Records
┄┄┄┄┄┄┄┄┄┄┄┄┄┄┄┄┄┄┄┄

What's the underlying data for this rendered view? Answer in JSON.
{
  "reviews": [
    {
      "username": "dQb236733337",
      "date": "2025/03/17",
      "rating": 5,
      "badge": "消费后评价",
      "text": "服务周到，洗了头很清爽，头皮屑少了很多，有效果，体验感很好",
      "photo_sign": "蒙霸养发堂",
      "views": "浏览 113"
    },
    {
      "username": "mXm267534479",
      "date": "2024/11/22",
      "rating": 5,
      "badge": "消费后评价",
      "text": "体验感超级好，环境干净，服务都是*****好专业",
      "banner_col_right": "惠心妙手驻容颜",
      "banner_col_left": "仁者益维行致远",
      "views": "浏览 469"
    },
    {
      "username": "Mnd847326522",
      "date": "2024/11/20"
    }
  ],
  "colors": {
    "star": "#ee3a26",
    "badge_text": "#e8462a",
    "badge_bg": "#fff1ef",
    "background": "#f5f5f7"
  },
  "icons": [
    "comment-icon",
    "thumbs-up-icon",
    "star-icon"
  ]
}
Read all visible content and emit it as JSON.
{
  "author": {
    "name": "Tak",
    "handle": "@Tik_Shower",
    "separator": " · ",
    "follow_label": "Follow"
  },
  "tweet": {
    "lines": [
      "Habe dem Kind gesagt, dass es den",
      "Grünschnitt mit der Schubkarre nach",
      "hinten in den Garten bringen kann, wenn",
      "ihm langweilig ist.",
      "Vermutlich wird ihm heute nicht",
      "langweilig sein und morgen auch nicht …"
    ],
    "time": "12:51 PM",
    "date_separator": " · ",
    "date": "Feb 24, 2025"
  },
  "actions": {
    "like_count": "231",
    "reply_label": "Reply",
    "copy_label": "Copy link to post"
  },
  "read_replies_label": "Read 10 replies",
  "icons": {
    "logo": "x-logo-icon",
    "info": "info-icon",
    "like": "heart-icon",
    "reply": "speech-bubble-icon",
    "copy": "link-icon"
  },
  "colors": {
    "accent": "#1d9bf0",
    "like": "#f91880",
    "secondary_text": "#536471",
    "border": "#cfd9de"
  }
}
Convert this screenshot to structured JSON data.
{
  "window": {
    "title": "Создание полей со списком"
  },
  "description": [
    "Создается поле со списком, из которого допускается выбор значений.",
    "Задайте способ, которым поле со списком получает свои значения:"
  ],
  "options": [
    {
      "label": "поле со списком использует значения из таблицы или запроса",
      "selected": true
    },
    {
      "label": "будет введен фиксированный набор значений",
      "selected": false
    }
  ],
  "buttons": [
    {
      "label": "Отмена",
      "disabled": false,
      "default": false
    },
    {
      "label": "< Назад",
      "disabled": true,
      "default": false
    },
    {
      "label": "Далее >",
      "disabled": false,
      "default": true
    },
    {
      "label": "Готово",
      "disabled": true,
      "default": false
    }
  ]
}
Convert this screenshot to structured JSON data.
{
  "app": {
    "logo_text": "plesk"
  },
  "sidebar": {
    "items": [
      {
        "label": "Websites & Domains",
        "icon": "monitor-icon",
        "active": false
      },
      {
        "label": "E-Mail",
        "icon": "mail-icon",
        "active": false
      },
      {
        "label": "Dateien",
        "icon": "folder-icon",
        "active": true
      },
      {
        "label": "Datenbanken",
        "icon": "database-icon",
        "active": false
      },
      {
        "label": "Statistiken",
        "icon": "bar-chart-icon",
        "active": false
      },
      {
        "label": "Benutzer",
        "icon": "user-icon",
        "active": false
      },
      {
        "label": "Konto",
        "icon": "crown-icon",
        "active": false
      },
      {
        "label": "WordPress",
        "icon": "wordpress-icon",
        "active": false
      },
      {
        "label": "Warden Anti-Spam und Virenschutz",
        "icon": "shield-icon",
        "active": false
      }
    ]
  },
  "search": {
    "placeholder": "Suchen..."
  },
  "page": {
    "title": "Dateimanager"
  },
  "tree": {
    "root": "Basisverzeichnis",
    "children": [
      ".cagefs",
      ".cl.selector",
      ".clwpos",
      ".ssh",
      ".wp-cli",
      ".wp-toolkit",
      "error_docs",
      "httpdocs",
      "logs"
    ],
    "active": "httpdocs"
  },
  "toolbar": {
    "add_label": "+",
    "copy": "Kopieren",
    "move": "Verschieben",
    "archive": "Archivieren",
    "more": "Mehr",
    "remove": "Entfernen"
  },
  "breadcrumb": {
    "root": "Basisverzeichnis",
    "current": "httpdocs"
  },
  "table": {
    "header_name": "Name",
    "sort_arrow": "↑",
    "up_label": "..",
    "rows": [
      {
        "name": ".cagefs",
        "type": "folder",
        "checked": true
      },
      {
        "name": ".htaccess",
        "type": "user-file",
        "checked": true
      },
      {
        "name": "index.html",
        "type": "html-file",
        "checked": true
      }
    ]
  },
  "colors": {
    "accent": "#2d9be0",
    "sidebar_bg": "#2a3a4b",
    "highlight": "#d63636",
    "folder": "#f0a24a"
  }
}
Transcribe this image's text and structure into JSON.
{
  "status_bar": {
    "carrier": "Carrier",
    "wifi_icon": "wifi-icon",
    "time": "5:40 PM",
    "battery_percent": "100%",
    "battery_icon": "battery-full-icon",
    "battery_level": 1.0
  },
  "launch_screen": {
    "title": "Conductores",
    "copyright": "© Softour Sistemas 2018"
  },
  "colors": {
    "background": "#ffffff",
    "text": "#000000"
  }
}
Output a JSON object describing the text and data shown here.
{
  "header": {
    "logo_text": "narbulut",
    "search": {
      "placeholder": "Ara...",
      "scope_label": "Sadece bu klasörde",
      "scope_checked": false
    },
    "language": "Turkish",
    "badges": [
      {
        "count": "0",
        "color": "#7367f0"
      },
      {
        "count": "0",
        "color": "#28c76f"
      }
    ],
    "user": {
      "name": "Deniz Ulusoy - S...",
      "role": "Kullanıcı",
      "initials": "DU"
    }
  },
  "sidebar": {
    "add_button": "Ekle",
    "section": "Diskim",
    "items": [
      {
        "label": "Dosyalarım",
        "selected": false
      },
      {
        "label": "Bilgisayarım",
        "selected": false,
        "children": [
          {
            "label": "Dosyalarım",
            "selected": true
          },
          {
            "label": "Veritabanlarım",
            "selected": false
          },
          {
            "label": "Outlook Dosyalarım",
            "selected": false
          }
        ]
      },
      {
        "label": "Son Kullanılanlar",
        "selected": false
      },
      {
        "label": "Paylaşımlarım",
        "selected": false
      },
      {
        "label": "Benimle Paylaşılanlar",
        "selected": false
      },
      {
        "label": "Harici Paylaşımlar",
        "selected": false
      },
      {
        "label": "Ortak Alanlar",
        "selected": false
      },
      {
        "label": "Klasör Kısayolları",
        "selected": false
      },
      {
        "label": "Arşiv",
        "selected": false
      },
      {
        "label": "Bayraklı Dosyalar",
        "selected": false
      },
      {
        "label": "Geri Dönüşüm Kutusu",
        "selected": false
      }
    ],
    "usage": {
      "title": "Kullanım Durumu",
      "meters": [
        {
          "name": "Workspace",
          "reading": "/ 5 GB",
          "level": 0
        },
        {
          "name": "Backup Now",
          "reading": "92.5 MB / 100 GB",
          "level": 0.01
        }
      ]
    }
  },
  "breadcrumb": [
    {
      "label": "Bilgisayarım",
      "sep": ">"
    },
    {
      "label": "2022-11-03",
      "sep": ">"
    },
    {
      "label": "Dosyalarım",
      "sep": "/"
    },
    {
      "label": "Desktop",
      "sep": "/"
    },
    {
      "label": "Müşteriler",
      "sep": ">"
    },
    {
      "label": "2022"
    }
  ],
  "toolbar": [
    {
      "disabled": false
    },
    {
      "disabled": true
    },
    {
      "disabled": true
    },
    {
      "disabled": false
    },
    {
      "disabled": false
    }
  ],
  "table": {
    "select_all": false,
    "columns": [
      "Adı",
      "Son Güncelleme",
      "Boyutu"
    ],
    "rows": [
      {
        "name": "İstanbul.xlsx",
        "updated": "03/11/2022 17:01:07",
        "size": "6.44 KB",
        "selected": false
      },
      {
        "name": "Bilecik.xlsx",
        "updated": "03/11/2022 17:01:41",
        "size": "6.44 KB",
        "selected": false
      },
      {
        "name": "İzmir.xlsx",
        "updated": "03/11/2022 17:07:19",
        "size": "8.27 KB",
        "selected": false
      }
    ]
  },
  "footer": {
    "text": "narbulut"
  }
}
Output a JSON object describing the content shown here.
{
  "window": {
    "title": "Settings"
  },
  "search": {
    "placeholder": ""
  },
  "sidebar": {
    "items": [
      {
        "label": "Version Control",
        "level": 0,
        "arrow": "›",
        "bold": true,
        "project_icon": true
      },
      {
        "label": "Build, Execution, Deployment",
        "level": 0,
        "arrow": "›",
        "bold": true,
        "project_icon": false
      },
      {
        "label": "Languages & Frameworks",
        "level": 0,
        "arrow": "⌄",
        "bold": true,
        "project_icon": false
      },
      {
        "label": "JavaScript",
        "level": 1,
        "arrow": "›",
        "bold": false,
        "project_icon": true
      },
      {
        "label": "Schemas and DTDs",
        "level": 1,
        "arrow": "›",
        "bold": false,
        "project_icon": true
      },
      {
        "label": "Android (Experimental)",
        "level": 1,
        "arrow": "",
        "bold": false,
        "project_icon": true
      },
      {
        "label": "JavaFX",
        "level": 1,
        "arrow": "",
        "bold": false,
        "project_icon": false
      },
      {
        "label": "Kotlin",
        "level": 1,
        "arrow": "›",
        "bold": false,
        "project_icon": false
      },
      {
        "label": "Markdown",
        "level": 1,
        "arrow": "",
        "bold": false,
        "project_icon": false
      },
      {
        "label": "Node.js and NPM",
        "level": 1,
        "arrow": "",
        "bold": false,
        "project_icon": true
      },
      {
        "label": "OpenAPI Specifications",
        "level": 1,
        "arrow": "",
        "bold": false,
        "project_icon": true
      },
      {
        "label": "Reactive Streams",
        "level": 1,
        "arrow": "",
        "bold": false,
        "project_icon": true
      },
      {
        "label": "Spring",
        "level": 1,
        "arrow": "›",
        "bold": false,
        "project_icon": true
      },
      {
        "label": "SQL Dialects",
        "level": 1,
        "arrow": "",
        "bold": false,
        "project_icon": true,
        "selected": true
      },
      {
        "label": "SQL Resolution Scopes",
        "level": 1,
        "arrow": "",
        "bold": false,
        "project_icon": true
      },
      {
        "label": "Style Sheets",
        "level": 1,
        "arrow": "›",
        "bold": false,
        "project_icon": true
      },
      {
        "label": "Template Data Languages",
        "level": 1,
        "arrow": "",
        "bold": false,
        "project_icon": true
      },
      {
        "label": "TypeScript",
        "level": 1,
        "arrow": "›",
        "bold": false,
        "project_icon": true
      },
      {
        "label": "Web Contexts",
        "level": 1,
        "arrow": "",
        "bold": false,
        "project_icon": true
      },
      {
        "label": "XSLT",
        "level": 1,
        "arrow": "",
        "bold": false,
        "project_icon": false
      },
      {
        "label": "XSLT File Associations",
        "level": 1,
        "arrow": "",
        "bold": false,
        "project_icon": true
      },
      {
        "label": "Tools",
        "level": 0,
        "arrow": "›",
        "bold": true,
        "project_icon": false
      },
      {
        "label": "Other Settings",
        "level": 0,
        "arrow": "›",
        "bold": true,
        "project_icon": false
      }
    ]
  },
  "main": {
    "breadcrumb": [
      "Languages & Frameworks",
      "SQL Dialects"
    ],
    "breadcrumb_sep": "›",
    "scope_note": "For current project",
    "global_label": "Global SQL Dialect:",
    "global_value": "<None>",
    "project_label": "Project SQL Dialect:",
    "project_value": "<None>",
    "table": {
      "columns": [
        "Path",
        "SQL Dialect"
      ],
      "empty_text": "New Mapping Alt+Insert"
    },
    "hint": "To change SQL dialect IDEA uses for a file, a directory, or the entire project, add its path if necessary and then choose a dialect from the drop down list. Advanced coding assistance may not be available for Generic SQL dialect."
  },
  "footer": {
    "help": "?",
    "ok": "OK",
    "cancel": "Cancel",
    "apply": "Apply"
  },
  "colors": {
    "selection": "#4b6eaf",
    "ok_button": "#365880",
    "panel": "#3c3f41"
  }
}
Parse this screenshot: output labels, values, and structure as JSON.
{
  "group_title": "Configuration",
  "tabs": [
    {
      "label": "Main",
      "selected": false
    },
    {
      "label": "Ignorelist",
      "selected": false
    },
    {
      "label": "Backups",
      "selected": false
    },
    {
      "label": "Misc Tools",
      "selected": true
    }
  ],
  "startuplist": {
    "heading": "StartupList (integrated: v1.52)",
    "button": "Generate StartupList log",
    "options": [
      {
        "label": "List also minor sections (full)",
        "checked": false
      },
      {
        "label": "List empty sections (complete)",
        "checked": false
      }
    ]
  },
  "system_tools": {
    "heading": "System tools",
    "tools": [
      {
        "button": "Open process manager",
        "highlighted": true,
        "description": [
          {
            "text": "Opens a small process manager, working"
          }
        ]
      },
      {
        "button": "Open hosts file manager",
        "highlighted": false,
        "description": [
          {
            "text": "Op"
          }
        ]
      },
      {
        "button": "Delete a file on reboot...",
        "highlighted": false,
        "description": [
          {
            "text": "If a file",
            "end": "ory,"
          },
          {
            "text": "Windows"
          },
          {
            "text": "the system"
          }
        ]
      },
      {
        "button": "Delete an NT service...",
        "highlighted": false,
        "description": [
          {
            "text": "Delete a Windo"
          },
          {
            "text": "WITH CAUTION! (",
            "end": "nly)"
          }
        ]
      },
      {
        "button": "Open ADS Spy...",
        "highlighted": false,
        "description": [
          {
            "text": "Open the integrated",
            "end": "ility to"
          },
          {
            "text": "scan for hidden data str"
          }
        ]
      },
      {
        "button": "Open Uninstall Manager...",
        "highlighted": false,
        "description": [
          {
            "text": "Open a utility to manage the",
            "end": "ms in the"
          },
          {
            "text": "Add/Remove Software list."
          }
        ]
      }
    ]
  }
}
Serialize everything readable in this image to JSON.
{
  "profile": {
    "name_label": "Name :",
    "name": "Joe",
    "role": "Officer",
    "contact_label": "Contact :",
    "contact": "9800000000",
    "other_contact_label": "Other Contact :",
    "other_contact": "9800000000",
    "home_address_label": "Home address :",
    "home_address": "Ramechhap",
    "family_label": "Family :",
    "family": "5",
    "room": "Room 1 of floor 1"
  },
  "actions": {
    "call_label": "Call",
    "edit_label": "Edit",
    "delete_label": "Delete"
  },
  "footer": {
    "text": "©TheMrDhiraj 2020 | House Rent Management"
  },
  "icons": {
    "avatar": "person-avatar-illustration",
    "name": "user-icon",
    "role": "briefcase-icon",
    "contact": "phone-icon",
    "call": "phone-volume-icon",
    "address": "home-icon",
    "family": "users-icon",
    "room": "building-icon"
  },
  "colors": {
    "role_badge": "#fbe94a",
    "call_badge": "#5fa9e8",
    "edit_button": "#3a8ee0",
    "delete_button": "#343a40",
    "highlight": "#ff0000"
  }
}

┄┄┄┄┄┄┄┄┄┄┄┄┄┄┄┄┄┄┄┄

▶ **YOUR GOAL**
From the entries above, pull out each line that includes "httpdocs".

▶ **EXERCISE RESPONSE**
      "httpdocs",
    "active": "httpdocs"
    "current": "httpdocs"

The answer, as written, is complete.